## WHAT THE TASK ASKS
Exclude the pictures, then repeat the remaining data exactly.

## DATA RECORDS
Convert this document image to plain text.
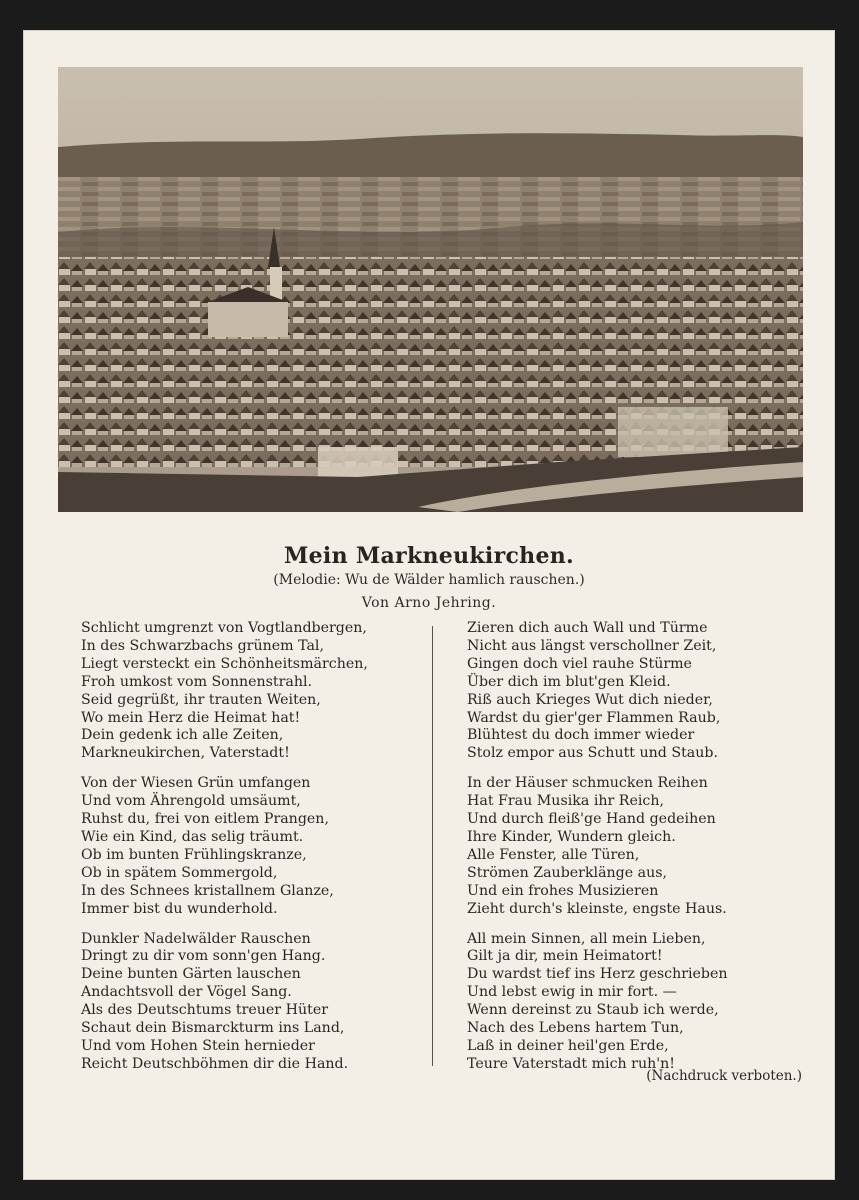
Mein Markneukirchen.
(Melodie: Wu de Wälder hamlich rauschen.)
Von Arno Jehring.
Schlicht umgrenzt von Vogtlandbergen,
In des Schwarzbachs grünem Tal,
Liegt versteckt ein Schönheitsmärchen,
Froh umkost vom Sonnenstrahl.
Seid gegrüßt, ihr trauten Weiten,
Wo mein Herz die Heimat hat!
Dein gedenk ich alle Zeiten,
Markneukirchen, Vaterstadt!
Von der Wiesen Grün umfangen
Und vom Ährengold umsäumt,
Ruhst du, frei von eitlem Prangen,
Wie ein Kind, das selig träumt.
Ob im bunten Frühlingskranze,
Ob in spätem Sommergold,
In des Schnees kristallnem Glanze,
Immer bist du wunderhold.
Dunkler Nadelwälder Rauschen
Dringt zu dir vom sonn'gen Hang.
Deine bunten Gärten lauschen
Andachtsvoll der Vögel Sang.
Als des Deutschtums treuer Hüter
Schaut dein Bismarckturm ins Land,
Und vom Hohen Stein hernieder
Reicht Deutschböhmen dir die Hand.
Zieren dich auch Wall und Türme
Nicht aus längst verschollner Zeit,
Gingen doch viel rauhe Stürme
Über dich im blut'gen Kleid.
Riß auch Krieges Wut dich nieder,
Wardst du gier'ger Flammen Raub,
Blühtest du doch immer wieder
Stolz empor aus Schutt und Staub.
In der Häuser schmucken Reihen
Hat Frau Musika ihr Reich,
Und durch fleiß'ge Hand gedeihen
Ihre Kinder, Wundern gleich.
Alle Fenster, alle Türen,
Strömen Zauberklänge aus,
Und ein frohes Musizieren
Zieht durch's kleinste, engste Haus.
All mein Sinnen, all mein Lieben,
Gilt ja dir, mein Heimatort!
Du wardst tief ins Herz geschrieben
Und lebst ewig in mir fort. —
Wenn dereinst zu Staub ich werde,
Nach des Lebens hartem Tun,
Laß in deiner heil'gen Erde,
Teure Vaterstadt mich ruh'n!
(Nachdruck verboten.)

## COMPLETED TASK
Convert this document image to plain text.
Mein Markneukirchen.
(Melodie: Wu de Wälder hamlich rauschen.)
Von Arno Jehring.
Schlicht umgrenzt von Vogtlandbergen,
In des Schwarzbachs grünem Tal,
Liegt versteckt ein Schönheitsmärchen,
Froh umkost vom Sonnenstrahl.
Seid gegrüßt, ihr trauten Weiten,
Wo mein Herz die Heimat hat!
Dein gedenk ich alle Zeiten,
Markneukirchen, Vaterstadt!
Von der Wiesen Grün umfangen
Und vom Ährengold umsäumt,
Ruhst du, frei von eitlem Prangen,
Wie ein Kind, das selig träumt.
Ob im bunten Frühlingskranze,
Ob in spätem Sommergold,
In des Schnees kristallnem Glanze,
Immer bist du wunderhold.
Dunkler Nadelwälder Rauschen
Dringt zu dir vom sonn'gen Hang.
Deine bunten Gärten lauschen
Andachtsvoll der Vögel Sang.
Als des Deutschtums treuer Hüter
Schaut dein Bismarckturm ins Land,
Und vom Hohen Stein hernieder
Reicht Deutschböhmen dir die Hand.
Zieren dich auch Wall und Türme
Nicht aus längst verschollner Zeit,
Gingen doch viel rauhe Stürme
Über dich im blut'gen Kleid.
Riß auch Krieges Wut dich nieder,
Wardst du gier'ger Flammen Raub,
Blühtest du doch immer wieder
Stolz empor aus Schutt und Staub.
In der Häuser schmucken Reihen
Hat Frau Musika ihr Reich,
Und durch fleiß'ge Hand gedeihen
Ihre Kinder, Wundern gleich.
Alle Fenster, alle Türen,
Strömen Zauberklänge aus,
Und ein frohes Musizieren
Zieht durch's kleinste, engste Haus.
All mein Sinnen, all mein Lieben,
Gilt ja dir, mein Heimatort!
Du wardst tief ins Herz geschrieben
Und lebst ewig in mir fort. —
Wenn dereinst zu Staub ich werde,
Nach des Lebens hartem Tun,
Laß in deiner heil'gen Erde,
Teure Vaterstadt mich ruh'n!
(Nachdruck verboten.)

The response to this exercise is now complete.